GIVEN DATA.
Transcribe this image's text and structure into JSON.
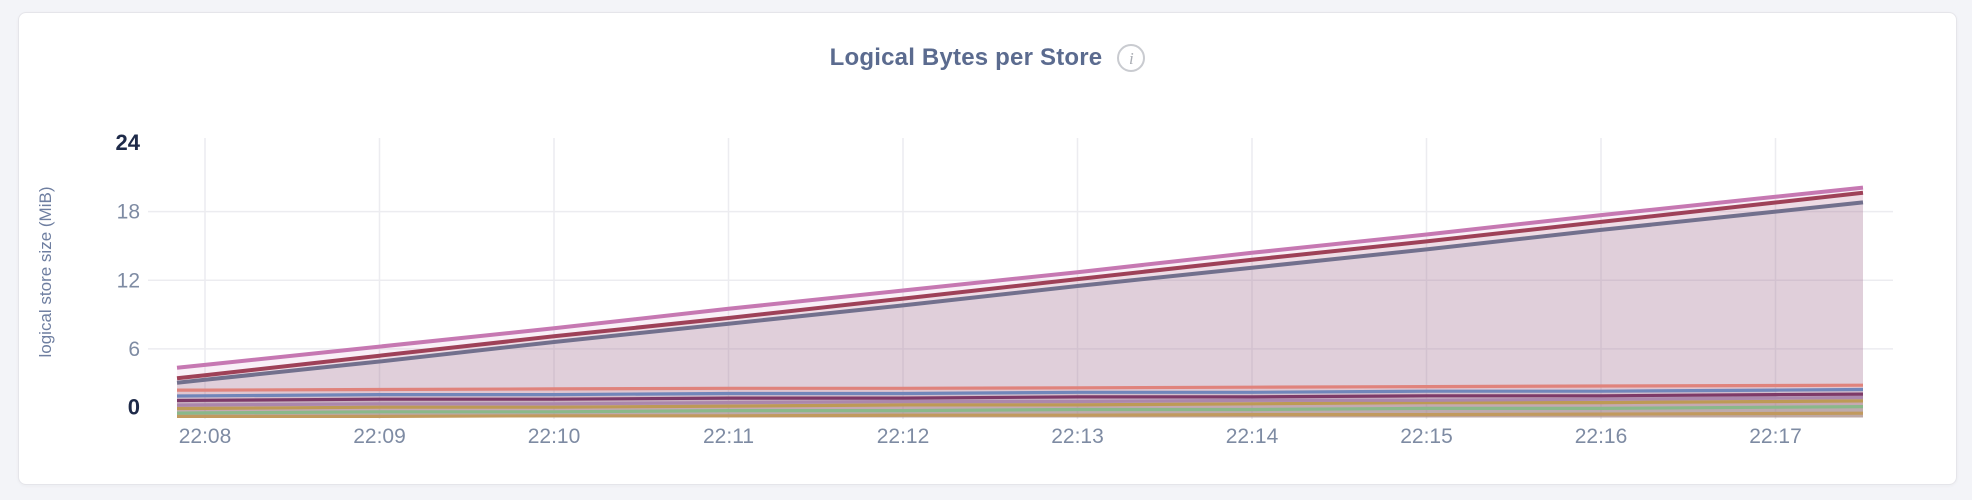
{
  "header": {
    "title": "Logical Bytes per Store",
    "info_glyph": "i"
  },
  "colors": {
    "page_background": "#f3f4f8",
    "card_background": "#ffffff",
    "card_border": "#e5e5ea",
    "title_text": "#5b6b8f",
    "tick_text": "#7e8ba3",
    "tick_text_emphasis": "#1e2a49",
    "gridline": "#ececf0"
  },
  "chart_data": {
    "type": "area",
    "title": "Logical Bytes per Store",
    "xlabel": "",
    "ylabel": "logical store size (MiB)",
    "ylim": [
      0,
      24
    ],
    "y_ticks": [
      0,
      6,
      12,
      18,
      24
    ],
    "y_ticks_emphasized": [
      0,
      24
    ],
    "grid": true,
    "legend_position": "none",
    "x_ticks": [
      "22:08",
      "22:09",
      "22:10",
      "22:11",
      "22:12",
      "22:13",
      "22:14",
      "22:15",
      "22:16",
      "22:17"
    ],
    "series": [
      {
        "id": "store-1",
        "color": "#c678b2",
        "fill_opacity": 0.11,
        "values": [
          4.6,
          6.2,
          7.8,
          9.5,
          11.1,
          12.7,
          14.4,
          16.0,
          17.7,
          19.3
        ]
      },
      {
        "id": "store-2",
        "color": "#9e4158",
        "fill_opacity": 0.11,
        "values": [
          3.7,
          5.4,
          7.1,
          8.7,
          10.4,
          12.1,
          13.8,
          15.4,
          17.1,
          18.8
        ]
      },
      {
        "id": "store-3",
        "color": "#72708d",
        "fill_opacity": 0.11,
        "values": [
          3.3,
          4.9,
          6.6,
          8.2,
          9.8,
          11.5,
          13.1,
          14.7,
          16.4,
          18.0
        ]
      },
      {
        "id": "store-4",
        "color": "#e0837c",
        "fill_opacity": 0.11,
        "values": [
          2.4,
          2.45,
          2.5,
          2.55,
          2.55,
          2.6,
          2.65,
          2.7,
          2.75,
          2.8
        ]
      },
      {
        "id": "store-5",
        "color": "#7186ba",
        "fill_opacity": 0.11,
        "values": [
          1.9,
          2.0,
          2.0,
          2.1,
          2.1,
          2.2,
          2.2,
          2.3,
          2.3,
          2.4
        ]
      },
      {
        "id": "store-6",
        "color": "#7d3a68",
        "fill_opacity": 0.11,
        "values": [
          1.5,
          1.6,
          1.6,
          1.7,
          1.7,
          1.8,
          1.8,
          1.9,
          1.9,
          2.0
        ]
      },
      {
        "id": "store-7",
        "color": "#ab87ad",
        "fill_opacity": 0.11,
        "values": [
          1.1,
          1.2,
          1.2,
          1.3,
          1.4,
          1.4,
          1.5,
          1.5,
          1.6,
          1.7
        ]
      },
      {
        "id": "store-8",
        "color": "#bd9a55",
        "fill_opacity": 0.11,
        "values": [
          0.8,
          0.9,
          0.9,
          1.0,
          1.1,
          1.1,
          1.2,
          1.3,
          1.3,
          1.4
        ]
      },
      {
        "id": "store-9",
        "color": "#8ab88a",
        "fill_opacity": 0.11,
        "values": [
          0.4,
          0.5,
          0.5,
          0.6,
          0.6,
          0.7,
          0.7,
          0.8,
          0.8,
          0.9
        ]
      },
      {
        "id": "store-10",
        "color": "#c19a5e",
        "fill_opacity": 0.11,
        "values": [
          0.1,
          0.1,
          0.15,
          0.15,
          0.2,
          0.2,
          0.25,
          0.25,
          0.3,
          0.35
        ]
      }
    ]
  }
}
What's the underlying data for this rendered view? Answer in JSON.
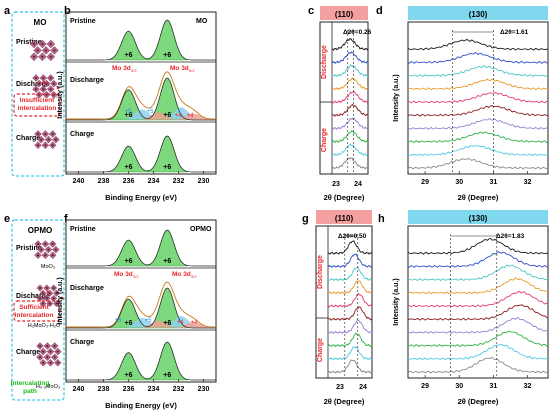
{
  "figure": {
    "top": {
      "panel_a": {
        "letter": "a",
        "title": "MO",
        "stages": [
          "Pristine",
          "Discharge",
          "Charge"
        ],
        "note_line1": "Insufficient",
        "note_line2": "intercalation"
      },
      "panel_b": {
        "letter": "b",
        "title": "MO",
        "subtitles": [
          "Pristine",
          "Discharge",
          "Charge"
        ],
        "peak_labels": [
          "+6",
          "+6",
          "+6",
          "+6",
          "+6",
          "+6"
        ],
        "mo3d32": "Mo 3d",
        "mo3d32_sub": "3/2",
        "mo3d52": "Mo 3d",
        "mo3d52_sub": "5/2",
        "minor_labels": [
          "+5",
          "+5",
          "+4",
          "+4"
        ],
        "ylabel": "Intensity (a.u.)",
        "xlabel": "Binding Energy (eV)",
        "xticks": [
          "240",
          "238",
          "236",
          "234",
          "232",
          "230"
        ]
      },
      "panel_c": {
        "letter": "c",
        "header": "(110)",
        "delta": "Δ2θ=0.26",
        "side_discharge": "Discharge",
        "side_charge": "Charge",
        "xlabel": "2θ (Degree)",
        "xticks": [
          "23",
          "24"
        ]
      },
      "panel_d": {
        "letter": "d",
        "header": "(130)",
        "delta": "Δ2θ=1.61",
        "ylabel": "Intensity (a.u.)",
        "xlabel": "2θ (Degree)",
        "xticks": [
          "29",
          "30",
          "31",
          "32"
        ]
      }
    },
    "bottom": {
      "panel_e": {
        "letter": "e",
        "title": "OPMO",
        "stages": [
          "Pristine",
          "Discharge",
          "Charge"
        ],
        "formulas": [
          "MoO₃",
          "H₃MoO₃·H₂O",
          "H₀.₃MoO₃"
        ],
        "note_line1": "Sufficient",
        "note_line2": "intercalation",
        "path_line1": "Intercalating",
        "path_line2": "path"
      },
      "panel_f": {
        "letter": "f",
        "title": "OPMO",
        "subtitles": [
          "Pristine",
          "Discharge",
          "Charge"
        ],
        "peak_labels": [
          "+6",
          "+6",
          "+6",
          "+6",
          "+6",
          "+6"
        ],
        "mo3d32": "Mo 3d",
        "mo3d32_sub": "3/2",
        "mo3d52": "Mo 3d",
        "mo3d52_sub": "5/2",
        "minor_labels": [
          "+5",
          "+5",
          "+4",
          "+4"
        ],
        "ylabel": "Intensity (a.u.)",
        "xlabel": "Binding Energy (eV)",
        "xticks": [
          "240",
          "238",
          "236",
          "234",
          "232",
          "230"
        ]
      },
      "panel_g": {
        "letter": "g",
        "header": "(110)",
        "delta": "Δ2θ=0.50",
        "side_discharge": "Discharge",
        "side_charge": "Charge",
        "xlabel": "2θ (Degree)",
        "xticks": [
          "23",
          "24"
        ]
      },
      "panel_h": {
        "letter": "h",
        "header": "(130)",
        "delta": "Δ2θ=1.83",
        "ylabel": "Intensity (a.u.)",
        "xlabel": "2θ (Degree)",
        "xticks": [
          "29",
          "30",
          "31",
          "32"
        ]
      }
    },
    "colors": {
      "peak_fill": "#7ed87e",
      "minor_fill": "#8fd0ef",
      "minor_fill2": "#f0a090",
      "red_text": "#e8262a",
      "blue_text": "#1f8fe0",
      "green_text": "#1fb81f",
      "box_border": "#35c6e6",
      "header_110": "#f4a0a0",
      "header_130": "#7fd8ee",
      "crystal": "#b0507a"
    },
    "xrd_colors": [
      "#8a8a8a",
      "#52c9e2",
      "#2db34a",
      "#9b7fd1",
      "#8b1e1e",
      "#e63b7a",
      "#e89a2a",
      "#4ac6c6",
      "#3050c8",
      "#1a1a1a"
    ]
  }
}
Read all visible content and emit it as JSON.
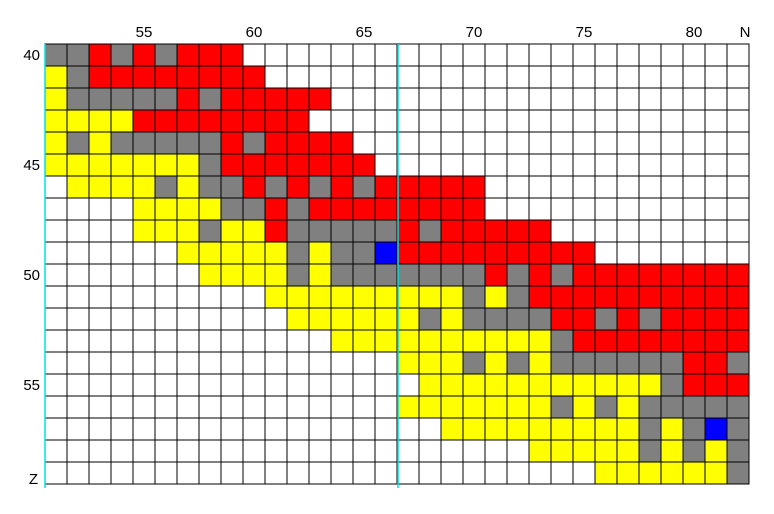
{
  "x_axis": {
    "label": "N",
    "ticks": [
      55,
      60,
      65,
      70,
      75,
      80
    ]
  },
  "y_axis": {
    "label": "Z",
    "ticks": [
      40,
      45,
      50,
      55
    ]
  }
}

WORK INSTRUCTIONS. The records above are to be restated exactly, without their pictures.

ANSWER BELOW.
Transcribe this image's text and structure into JSON.
{
  "header": {
    "title": "Logical Bytes per Store",
    "info_glyph": "i"
  },
  "colors": {
    "page_background": "#f3f4f8",
    "card_background": "#ffffff",
    "card_border": "#e5e5ea",
    "title_text": "#5b6b8f",
    "tick_text": "#7e8ba3",
    "tick_text_emphasis": "#1e2a49",
    "gridline": "#ececf0"
  },
  "chart_data": {
    "type": "area",
    "title": "Logical Bytes per Store",
    "xlabel": "",
    "ylabel": "logical store size (MiB)",
    "ylim": [
      0,
      24
    ],
    "y_ticks": [
      0,
      6,
      12,
      18,
      24
    ],
    "y_ticks_emphasized": [
      0,
      24
    ],
    "grid": true,
    "legend_position": "none",
    "x_ticks": [
      "22:08",
      "22:09",
      "22:10",
      "22:11",
      "22:12",
      "22:13",
      "22:14",
      "22:15",
      "22:16",
      "22:17"
    ],
    "series": [
      {
        "id": "store-1",
        "color": "#c678b2",
        "fill_opacity": 0.11,
        "values": [
          4.6,
          6.2,
          7.8,
          9.5,
          11.1,
          12.7,
          14.4,
          16.0,
          17.7,
          19.3
        ]
      },
      {
        "id": "store-2",
        "color": "#9e4158",
        "fill_opacity": 0.11,
        "values": [
          3.7,
          5.4,
          7.1,
          8.7,
          10.4,
          12.1,
          13.8,
          15.4,
          17.1,
          18.8
        ]
      },
      {
        "id": "store-3",
        "color": "#72708d",
        "fill_opacity": 0.11,
        "values": [
          3.3,
          4.9,
          6.6,
          8.2,
          9.8,
          11.5,
          13.1,
          14.7,
          16.4,
          18.0
        ]
      },
      {
        "id": "store-4",
        "color": "#e0837c",
        "fill_opacity": 0.11,
        "values": [
          2.4,
          2.45,
          2.5,
          2.55,
          2.55,
          2.6,
          2.65,
          2.7,
          2.75,
          2.8
        ]
      },
      {
        "id": "store-5",
        "color": "#7186ba",
        "fill_opacity": 0.11,
        "values": [
          1.9,
          2.0,
          2.0,
          2.1,
          2.1,
          2.2,
          2.2,
          2.3,
          2.3,
          2.4
        ]
      },
      {
        "id": "store-6",
        "color": "#7d3a68",
        "fill_opacity": 0.11,
        "values": [
          1.5,
          1.6,
          1.6,
          1.7,
          1.7,
          1.8,
          1.8,
          1.9,
          1.9,
          2.0
        ]
      },
      {
        "id": "store-7",
        "color": "#ab87ad",
        "fill_opacity": 0.11,
        "values": [
          1.1,
          1.2,
          1.2,
          1.3,
          1.4,
          1.4,
          1.5,
          1.5,
          1.6,
          1.7
        ]
      },
      {
        "id": "store-8",
        "color": "#bd9a55",
        "fill_opacity": 0.11,
        "values": [
          0.8,
          0.9,
          0.9,
          1.0,
          1.1,
          1.1,
          1.2,
          1.3,
          1.3,
          1.4
        ]
      },
      {
        "id": "store-9",
        "color": "#8ab88a",
        "fill_opacity": 0.11,
        "values": [
          0.4,
          0.5,
          0.5,
          0.6,
          0.6,
          0.7,
          0.7,
          0.8,
          0.8,
          0.9
        ]
      },
      {
        "id": "store-10",
        "color": "#c19a5e",
        "fill_opacity": 0.11,
        "values": [
          0.1,
          0.1,
          0.15,
          0.15,
          0.2,
          0.2,
          0.25,
          0.25,
          0.3,
          0.35
        ]
      }
    ]
  }
}
What's the underlying data for this rendered view? Answer in JSON.
{
  "figure": {
    "top": {
      "panel_a": {
        "letter": "a",
        "title": "MO",
        "stages": [
          "Pristine",
          "Discharge",
          "Charge"
        ],
        "note_line1": "Insufficient",
        "note_line2": "intercalation"
      },
      "panel_b": {
        "letter": "b",
        "title": "MO",
        "subtitles": [
          "Pristine",
          "Discharge",
          "Charge"
        ],
        "peak_labels": [
          "+6",
          "+6",
          "+6",
          "+6",
          "+6",
          "+6"
        ],
        "mo3d32": "Mo 3d",
        "mo3d32_sub": "3/2",
        "mo3d52": "Mo 3d",
        "mo3d52_sub": "5/2",
        "minor_labels": [
          "+5",
          "+5",
          "+4",
          "+4"
        ],
        "ylabel": "Intensity (a.u.)",
        "xlabel": "Binding Energy (eV)",
        "xticks": [
          "240",
          "238",
          "236",
          "234",
          "232",
          "230"
        ]
      },
      "panel_c": {
        "letter": "c",
        "header": "(110)",
        "delta": "Δ2θ=0.26",
        "side_discharge": "Discharge",
        "side_charge": "Charge",
        "xlabel": "2θ (Degree)",
        "xticks": [
          "23",
          "24"
        ]
      },
      "panel_d": {
        "letter": "d",
        "header": "(130)",
        "delta": "Δ2θ=1.61",
        "ylabel": "Intensity (a.u.)",
        "xlabel": "2θ (Degree)",
        "xticks": [
          "29",
          "30",
          "31",
          "32"
        ]
      }
    },
    "bottom": {
      "panel_e": {
        "letter": "e",
        "title": "OPMO",
        "stages": [
          "Pristine",
          "Discharge",
          "Charge"
        ],
        "formulas": [
          "MoO₃",
          "H₃MoO₃·H₂O",
          "H₀.₃MoO₃"
        ],
        "note_line1": "Sufficient",
        "note_line2": "intercalation",
        "path_line1": "Intercalating",
        "path_line2": "path"
      },
      "panel_f": {
        "letter": "f",
        "title": "OPMO",
        "subtitles": [
          "Pristine",
          "Discharge",
          "Charge"
        ],
        "peak_labels": [
          "+6",
          "+6",
          "+6",
          "+6",
          "+6",
          "+6"
        ],
        "mo3d32": "Mo 3d",
        "mo3d32_sub": "3/2",
        "mo3d52": "Mo 3d",
        "mo3d52_sub": "5/2",
        "minor_labels": [
          "+5",
          "+5",
          "+4",
          "+4"
        ],
        "ylabel": "Intensity (a.u.)",
        "xlabel": "Binding Energy (eV)",
        "xticks": [
          "240",
          "238",
          "236",
          "234",
          "232",
          "230"
        ]
      },
      "panel_g": {
        "letter": "g",
        "header": "(110)",
        "delta": "Δ2θ=0.50",
        "side_discharge": "Discharge",
        "side_charge": "Charge",
        "xlabel": "2θ (Degree)",
        "xticks": [
          "23",
          "24"
        ]
      },
      "panel_h": {
        "letter": "h",
        "header": "(130)",
        "delta": "Δ2θ=1.83",
        "ylabel": "Intensity (a.u.)",
        "xlabel": "2θ (Degree)",
        "xticks": [
          "29",
          "30",
          "31",
          "32"
        ]
      }
    },
    "colors": {
      "peak_fill": "#7ed87e",
      "minor_fill": "#8fd0ef",
      "minor_fill2": "#f0a090",
      "red_text": "#e8262a",
      "blue_text": "#1f8fe0",
      "green_text": "#1fb81f",
      "box_border": "#35c6e6",
      "header_110": "#f4a0a0",
      "header_130": "#7fd8ee",
      "crystal": "#b0507a"
    },
    "xrd_colors": [
      "#8a8a8a",
      "#52c9e2",
      "#2db34a",
      "#9b7fd1",
      "#8b1e1e",
      "#e63b7a",
      "#e89a2a",
      "#4ac6c6",
      "#3050c8",
      "#1a1a1a"
    ]
  }
}
Read all visible content and emit it as JSON.
{
  "x_axis": {
    "label": "N",
    "ticks": [
      55,
      60,
      65,
      70,
      75,
      80
    ]
  },
  "y_axis": {
    "label": "Z",
    "ticks": [
      40,
      45,
      50,
      55
    ]
  }
}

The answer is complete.